*Extracted material:*

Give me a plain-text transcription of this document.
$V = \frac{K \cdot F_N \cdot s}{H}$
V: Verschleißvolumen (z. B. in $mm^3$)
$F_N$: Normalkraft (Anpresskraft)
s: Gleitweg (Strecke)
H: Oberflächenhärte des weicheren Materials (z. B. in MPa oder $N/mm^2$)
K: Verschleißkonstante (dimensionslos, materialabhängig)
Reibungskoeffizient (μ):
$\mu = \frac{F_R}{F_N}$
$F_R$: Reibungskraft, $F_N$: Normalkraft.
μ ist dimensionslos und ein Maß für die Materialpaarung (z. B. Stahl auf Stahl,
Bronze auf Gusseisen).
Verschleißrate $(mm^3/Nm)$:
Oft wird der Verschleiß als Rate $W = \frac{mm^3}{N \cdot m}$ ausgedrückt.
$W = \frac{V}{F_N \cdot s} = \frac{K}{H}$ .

--

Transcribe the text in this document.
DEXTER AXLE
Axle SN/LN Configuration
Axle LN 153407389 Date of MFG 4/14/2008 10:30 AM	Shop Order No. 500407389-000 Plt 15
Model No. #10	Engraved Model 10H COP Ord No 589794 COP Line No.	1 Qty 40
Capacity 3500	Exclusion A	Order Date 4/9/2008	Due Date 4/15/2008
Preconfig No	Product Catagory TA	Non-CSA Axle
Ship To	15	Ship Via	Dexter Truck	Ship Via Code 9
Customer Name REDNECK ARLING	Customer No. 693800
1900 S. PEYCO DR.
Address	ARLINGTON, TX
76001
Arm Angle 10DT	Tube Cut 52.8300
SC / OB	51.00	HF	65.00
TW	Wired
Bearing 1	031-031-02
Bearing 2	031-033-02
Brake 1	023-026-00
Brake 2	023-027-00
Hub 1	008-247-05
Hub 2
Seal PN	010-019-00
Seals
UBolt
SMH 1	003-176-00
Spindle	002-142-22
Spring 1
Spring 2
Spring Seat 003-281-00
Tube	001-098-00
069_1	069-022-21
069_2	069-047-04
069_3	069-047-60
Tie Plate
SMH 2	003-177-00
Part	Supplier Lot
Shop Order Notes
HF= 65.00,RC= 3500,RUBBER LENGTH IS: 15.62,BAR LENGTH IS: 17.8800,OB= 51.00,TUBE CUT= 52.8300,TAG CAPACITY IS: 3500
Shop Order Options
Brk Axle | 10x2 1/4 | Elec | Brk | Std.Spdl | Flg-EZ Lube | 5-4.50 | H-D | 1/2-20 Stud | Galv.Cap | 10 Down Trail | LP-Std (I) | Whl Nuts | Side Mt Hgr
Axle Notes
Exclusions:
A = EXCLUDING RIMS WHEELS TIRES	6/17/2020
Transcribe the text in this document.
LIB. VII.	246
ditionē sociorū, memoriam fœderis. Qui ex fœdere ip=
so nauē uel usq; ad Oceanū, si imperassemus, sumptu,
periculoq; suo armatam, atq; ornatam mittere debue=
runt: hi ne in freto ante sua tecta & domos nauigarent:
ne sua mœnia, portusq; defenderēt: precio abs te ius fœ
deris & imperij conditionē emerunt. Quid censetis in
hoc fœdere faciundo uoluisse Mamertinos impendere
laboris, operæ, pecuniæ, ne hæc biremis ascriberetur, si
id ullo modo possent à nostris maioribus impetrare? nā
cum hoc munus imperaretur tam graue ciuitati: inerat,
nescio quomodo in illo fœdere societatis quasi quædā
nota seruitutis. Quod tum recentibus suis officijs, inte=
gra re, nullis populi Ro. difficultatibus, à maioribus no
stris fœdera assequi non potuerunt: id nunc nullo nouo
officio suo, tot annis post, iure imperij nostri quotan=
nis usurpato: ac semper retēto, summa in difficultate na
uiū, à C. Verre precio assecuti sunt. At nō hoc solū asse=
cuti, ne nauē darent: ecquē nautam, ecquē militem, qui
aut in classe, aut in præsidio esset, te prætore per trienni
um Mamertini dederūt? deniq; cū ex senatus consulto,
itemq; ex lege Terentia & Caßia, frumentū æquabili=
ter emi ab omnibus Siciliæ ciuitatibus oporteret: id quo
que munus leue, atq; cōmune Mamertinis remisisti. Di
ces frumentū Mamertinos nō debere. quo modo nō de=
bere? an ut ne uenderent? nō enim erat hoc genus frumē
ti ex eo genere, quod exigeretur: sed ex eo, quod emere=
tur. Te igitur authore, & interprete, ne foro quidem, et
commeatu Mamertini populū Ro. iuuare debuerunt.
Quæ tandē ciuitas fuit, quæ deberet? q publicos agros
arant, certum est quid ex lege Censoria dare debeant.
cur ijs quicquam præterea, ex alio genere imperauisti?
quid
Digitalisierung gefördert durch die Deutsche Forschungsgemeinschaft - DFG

...

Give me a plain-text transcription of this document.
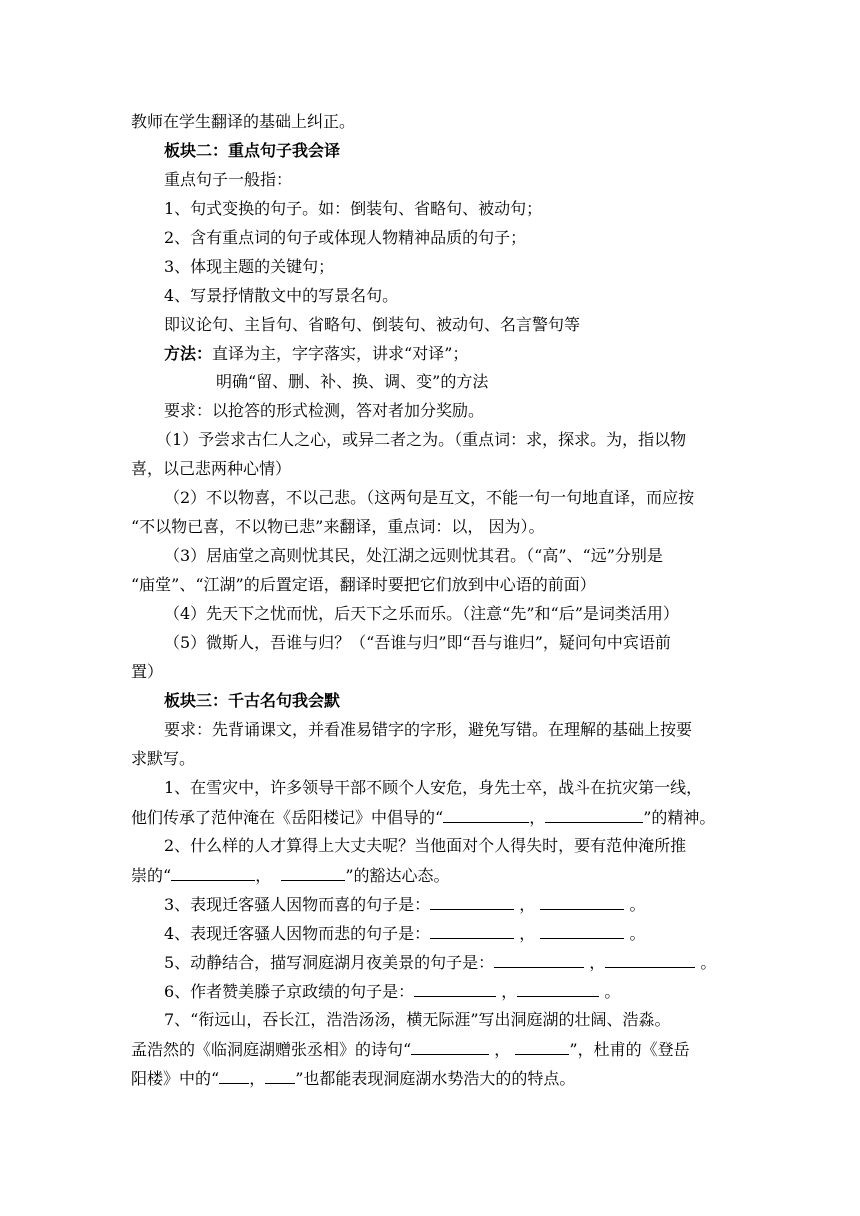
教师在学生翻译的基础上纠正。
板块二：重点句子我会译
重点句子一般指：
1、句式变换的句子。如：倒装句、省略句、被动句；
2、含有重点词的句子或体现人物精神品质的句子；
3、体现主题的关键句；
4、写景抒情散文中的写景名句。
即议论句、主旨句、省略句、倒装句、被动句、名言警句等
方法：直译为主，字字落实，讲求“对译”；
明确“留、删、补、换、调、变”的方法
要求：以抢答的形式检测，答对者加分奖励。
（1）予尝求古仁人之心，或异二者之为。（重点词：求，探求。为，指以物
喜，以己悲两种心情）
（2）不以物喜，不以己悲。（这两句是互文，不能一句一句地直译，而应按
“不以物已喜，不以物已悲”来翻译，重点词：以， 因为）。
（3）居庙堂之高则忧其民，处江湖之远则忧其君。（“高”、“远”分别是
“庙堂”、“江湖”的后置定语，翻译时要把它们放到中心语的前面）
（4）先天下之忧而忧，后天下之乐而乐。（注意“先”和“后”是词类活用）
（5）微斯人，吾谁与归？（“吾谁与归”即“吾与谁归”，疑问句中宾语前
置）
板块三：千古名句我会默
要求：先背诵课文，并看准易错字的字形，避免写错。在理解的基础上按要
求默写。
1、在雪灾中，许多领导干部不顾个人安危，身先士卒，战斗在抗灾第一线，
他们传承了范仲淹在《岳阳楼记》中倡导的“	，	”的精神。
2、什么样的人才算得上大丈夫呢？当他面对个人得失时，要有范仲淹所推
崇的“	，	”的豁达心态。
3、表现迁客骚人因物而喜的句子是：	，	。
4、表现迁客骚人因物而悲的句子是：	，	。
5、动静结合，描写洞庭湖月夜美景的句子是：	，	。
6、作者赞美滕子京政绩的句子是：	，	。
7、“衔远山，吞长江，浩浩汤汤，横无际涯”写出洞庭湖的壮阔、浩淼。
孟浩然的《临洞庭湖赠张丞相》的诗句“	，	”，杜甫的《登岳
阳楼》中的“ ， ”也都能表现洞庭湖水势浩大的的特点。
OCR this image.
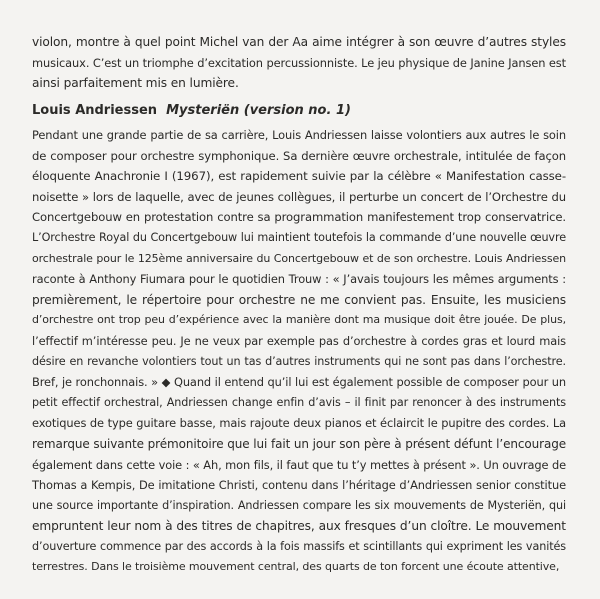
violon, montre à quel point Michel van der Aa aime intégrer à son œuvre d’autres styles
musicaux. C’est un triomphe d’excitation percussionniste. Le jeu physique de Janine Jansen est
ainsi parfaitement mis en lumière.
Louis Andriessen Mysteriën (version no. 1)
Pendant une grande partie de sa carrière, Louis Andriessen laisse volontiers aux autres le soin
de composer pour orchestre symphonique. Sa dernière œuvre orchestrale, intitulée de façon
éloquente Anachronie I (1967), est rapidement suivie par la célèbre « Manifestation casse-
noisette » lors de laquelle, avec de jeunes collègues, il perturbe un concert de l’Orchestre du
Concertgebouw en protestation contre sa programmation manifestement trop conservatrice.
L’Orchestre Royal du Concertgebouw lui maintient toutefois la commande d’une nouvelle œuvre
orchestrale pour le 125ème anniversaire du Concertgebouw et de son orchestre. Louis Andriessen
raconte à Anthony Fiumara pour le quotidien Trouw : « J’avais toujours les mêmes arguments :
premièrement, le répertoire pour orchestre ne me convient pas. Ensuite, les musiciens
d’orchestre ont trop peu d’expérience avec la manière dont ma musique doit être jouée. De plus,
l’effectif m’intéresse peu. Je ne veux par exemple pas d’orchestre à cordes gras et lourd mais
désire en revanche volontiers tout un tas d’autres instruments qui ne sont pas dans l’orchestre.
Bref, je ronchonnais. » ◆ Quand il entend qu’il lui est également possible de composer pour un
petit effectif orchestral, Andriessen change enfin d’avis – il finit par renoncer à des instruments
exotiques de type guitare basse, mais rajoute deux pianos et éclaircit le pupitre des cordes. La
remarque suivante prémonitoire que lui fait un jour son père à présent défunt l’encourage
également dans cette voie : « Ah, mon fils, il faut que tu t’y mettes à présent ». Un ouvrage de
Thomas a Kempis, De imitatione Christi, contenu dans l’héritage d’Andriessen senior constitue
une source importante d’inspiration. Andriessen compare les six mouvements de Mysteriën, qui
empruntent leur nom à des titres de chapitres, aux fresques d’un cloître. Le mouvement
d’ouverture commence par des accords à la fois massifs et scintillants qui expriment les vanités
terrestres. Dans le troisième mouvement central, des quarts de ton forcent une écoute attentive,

*Exercise aim:* In the material above, how many lines hold the word "composer"? Say only the number.

*Reply:* 2